Go through the material below and copy all lines with "adaptörünü".

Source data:
--- --- ---
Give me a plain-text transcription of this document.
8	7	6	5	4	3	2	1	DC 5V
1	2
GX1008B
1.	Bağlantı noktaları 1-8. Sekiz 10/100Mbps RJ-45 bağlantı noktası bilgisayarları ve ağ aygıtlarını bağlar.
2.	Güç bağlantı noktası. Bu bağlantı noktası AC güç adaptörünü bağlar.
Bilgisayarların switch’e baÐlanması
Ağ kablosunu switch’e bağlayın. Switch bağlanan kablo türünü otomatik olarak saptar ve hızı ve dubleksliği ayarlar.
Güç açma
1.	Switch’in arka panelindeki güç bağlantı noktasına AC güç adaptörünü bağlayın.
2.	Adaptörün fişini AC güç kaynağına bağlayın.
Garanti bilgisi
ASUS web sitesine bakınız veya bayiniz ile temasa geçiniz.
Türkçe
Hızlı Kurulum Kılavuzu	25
--- --- ---
Full response:
2.	Güç bağlantı noktası. Bu bağlantı noktası AC güç adaptörünü bağlar.
1.	Switch’in arka panelindeki güç bağlantı noktasına AC güç adaptörünü bağlayın.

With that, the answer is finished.